>> begin Records to use
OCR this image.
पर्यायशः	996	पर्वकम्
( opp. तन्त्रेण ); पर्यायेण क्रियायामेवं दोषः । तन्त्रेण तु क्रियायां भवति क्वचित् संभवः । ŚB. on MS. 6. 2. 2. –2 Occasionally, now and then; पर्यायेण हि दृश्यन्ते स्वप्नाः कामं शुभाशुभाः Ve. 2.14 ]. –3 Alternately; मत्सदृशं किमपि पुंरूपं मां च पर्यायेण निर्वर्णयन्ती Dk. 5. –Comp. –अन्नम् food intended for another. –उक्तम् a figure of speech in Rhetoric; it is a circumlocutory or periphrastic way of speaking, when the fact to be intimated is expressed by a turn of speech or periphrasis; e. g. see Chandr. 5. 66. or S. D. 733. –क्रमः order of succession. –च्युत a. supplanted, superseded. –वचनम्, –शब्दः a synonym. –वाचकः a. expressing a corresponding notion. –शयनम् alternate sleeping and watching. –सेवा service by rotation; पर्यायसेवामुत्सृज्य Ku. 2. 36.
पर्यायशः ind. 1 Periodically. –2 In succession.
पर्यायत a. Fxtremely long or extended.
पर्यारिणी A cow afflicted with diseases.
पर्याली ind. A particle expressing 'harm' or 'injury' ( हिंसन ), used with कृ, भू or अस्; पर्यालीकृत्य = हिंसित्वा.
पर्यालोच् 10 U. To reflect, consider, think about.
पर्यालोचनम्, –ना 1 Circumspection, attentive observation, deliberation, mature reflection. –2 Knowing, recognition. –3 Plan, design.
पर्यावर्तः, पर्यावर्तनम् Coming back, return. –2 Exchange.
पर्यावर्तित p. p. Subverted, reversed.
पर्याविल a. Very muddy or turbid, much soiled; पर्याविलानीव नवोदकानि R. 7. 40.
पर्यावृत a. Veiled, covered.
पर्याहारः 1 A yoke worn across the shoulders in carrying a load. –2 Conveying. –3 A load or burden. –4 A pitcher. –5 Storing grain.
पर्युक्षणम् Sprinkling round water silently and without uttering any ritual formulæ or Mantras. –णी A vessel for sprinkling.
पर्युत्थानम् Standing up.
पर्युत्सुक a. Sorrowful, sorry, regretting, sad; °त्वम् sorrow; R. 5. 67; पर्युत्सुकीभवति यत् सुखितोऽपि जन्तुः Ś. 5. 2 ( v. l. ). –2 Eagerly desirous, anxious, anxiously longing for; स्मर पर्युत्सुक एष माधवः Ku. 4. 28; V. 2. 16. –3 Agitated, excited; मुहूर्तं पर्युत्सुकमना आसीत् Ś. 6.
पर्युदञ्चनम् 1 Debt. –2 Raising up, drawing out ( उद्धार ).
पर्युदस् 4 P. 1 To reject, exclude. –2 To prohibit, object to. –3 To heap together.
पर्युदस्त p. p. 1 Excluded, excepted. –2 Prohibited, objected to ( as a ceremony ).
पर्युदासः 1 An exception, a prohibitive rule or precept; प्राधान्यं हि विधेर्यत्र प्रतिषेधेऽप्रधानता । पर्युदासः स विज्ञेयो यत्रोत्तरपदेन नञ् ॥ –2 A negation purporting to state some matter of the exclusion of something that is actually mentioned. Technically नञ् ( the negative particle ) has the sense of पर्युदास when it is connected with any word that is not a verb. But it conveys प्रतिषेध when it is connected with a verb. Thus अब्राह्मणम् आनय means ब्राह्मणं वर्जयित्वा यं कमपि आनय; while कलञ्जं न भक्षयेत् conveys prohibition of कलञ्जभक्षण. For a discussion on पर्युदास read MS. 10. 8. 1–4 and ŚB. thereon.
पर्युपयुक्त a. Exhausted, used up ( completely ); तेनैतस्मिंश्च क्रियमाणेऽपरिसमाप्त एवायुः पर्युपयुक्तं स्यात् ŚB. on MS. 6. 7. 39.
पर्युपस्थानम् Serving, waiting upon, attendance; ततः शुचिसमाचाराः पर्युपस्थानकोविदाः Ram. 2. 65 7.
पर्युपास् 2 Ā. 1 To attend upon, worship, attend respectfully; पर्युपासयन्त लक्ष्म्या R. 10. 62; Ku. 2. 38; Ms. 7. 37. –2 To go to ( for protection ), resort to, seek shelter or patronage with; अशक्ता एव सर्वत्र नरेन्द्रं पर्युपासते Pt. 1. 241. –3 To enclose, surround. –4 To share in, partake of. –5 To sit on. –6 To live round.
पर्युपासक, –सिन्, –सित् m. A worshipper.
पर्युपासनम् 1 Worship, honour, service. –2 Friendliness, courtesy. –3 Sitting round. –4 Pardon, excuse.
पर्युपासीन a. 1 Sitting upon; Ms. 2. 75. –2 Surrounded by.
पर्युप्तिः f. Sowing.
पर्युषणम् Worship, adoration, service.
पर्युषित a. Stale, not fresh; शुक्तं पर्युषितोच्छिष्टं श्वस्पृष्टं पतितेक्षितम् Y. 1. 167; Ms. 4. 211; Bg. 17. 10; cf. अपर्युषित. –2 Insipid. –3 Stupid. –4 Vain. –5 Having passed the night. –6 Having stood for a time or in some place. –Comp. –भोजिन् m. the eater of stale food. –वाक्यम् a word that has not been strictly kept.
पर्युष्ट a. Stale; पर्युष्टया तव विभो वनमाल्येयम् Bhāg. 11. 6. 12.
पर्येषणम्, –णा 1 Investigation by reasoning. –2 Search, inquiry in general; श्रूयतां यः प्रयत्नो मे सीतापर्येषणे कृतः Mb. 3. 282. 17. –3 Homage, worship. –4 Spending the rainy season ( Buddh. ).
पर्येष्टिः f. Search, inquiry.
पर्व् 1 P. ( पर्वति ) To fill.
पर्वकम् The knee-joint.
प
>> end Records to use
## Problem to solve
Where a line contains the string "inquiry", extract that line.

## Output below
पर्येषणम्, –णा 1 Investigation by reasoning. –2 Search, inquiry in general; श्रूयतां यः प्रयत्नो मे सीतापर्येषणे कृतः Mb. 3. 282. 17. –3 Homage, worship. –4 Spending the rainy season ( Buddh. ).
पर्येष्टिः f. Search, inquiry.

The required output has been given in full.